接下来,不管使用什么方式存储session信息,只要实现SessionProvider接口,关心session数据的读写操作即可。
这里,我们实现一个文件session存储器,除了session文件保存路径,为了并发安全,每个session文件还需要对应一个读写锁,所以其结构可设计为:
//文件session存储器
type FileProvider struct {
savePath string //session文件保存路径
muxMap map[string]*sync.RWMutex //session文件锁
}
对应的创建方法:
//创建文件session存储器对象
func NewFileProvider(savePath string) *FileProvider {
return &FileProvider{
savePath: savePath,
muxMap: make(map[string]*sync.RWMutex),
}
}
所有方法都需要根据session ID得到文件路径,可定义共用方法:
//返回session文件名称
func (fp FileProvider) filename(sessionId string) string {
return fp.savePath + "/" + sessionId
}
写入session文件时,数据只能是字符串,而存入session的却不一定是字符串,所以需要一个将其他数据类型转换为字符串的共用方法:
//将数据类型转换为字符串
func (fp FileProvider) toString(value interface{}) (string, error) {
var str string
vType := reflect.TypeOf(value)
switch vType.Name() {
case "int":
i, _ := value.(int)
str = strconv.Itoa(i)
case "string":
str, _ = value.(string)
case "int64":
i, _ := value.(int64)
str = strconv.FormatInt(i, 10)
default:
return "", errors.New("Unsupported type: " + vType.Name())
}
return str, nil
}
文件session存储器的create、get、getAll、set等四个方法,本质上都是对session文件进行读写操作,可以将读和写抽取出来成为两个共用方法:
//创建/重写session文件
func (fp FileProvider) write(sessionId string, data map[string]interface{}, newFile bool) error {
_, exist := fp.muxMap[sessionId]
if !exist { //内存中没有锁,先建锁
fp.muxMap[sessionId] = new(sync.RWMutex)

● 练习要求
a) 请根据上方关于文件session存储器的文段回答：
(i) 为了并发安全，每个session文件还需要对应什么？
(ii) 共用方法filename如何拼出session文件名称？
(iii) 方法toString遇到不支持的数据类型时返回什么？
b) 请从上方关于文件session存储器的文段最后一句之后续写该文段。

● 所列条目
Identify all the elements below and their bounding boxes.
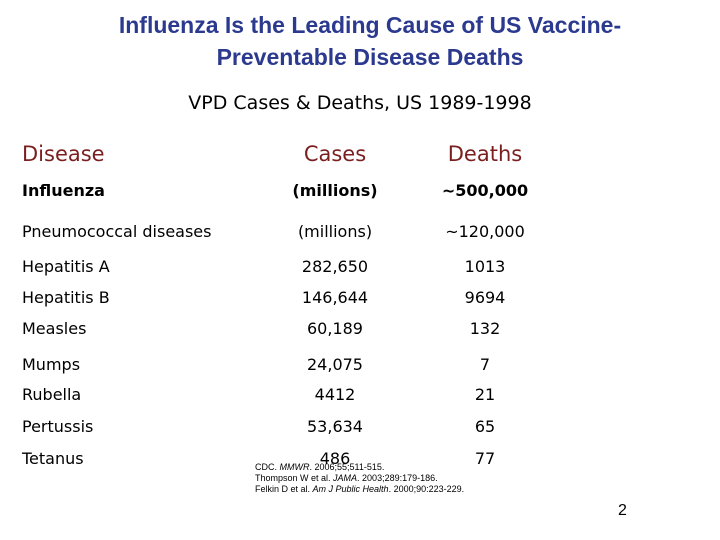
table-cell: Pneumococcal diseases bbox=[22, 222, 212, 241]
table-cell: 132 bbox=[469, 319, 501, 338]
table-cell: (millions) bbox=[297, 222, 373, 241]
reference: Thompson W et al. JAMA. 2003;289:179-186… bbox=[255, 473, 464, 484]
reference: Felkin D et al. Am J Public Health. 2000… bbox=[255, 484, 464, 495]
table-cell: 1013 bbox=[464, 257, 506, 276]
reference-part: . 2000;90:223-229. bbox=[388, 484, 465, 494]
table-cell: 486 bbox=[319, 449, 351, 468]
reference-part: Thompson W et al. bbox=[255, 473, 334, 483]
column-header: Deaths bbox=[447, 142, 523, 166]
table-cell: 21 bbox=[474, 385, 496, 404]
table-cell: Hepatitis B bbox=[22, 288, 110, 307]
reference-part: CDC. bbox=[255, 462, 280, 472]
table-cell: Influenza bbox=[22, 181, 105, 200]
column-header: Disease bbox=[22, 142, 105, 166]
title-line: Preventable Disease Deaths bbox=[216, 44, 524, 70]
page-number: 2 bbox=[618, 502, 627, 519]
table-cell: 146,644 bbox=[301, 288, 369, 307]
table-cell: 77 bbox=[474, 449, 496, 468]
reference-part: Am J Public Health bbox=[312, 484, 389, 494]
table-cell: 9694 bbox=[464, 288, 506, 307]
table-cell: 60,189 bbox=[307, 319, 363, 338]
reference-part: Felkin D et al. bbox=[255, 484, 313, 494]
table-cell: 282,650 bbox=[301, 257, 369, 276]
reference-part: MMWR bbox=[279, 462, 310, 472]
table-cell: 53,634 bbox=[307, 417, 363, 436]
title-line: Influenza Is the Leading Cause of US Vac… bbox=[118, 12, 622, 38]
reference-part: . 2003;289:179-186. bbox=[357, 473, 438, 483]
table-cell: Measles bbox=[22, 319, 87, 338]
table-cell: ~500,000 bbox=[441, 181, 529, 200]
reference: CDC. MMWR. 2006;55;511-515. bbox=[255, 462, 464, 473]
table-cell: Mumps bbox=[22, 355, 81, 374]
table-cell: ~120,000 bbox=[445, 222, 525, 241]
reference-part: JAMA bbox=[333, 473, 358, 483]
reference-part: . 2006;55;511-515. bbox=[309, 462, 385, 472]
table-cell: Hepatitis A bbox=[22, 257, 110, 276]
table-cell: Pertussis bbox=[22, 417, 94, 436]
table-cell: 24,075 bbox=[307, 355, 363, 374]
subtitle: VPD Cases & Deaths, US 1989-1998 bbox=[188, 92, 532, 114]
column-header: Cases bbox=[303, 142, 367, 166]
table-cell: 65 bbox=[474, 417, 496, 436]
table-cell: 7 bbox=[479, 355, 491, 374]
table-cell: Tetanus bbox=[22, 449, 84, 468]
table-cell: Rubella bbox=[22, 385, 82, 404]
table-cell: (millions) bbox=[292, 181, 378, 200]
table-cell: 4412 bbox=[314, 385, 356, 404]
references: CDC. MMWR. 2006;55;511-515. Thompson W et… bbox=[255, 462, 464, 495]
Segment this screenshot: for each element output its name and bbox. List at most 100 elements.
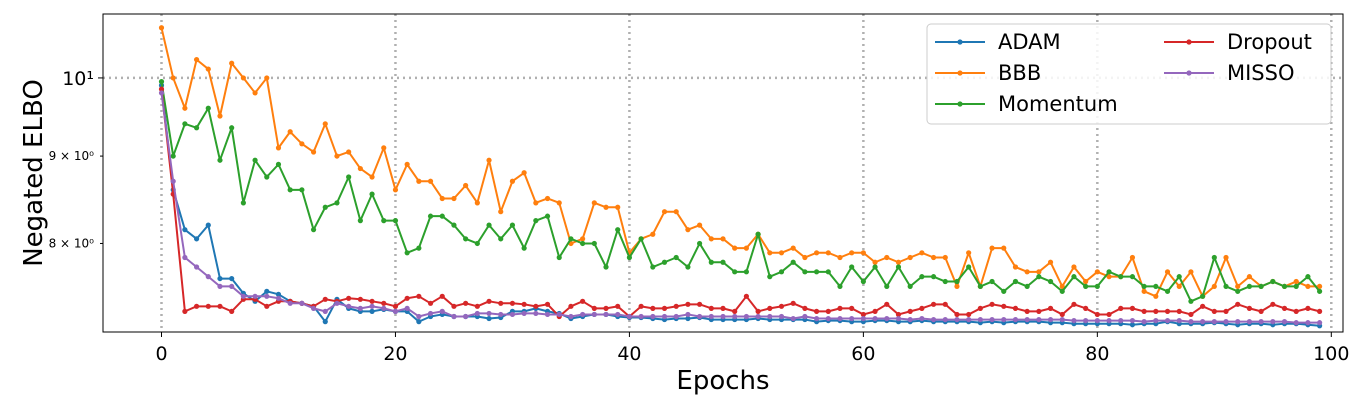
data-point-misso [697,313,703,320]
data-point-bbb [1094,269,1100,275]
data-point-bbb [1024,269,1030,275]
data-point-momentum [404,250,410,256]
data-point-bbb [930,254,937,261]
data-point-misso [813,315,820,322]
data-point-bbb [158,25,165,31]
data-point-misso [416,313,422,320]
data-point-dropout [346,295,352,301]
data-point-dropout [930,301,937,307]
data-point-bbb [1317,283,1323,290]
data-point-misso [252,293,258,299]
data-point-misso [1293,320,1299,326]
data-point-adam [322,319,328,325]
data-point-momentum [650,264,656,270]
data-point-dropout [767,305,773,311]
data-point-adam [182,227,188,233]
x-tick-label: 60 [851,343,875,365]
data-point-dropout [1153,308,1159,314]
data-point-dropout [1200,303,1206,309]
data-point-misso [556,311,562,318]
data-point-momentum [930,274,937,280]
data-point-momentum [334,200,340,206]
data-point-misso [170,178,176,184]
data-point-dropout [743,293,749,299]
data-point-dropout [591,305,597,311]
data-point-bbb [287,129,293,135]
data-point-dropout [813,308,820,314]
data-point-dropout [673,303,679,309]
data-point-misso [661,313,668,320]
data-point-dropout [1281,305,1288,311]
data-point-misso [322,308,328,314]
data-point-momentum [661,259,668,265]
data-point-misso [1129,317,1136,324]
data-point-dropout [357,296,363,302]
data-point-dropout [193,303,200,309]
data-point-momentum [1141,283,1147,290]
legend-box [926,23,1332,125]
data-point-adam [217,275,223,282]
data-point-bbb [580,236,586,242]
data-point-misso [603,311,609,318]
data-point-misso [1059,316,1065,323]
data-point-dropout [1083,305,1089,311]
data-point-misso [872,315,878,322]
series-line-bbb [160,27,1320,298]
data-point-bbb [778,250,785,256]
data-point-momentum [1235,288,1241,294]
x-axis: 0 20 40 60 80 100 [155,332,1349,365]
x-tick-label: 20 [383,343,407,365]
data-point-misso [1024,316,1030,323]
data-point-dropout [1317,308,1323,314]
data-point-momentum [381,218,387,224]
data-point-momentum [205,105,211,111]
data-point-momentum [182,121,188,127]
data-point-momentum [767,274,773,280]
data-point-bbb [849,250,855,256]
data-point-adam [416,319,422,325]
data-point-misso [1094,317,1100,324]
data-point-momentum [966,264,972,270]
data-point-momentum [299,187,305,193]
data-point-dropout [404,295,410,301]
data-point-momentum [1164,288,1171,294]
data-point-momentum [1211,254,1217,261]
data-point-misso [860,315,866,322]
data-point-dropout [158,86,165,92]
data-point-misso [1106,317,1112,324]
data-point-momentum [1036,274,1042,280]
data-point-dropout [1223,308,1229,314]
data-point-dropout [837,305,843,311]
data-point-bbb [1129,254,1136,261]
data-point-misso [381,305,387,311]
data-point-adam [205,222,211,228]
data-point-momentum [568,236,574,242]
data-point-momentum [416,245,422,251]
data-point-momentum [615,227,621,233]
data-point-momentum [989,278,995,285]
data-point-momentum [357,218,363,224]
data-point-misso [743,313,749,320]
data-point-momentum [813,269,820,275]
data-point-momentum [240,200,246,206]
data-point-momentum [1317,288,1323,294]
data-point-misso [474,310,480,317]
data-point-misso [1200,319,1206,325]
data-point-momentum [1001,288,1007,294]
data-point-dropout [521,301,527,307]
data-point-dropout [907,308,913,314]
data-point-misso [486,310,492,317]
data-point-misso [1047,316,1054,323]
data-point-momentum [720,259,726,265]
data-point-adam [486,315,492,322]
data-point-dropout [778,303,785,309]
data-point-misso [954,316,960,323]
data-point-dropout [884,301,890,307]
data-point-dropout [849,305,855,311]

● 各题答案
a)
(i) 一个读写锁。
(ii) 将savePath、"/"与sessionId依次相连后返回。
(iii) 返回空字符串，以及内容为"Unsupported type: "加上该类型名称的错误。

b)
}
fp.muxMap[sessionId].Lock()
defer func() {
fp.muxMap[sessionId].Unlock()
}()
fname := fp.filename(sessionId)
_, err := os.Stat(fname)
var f *os.File
if newFile {
if err == nil { //若session文件存在,则先删除
os.Remove(fname)
}
f, err = os.Create(fname)
if err != nil {
return errors.New("Creating session file failed: " + err.Error())
}
} else {
if err != nil { //session文件不存在
return errors.New("Session file does not exists: " + fname)
}
f, err = os.OpenFile(fname, os.O_RDWR|os.O_TRUNC, 0644)
if err != nil {
return errors.New("Opening session file failed: " + err.Error())
}
}
defer func() {
os.Chtimes(fname, time.Now(), time.Now()) //更新文件最后访问时间
f.Close()
}()
for key, value := range data {
str, err := fp.toString(value)
if err != nil {
return err
}
_, err = fmt.Fprintln(f, key+":"+str)
if err != nil {
return errors.New("Setting session key value failed: " + err.Error())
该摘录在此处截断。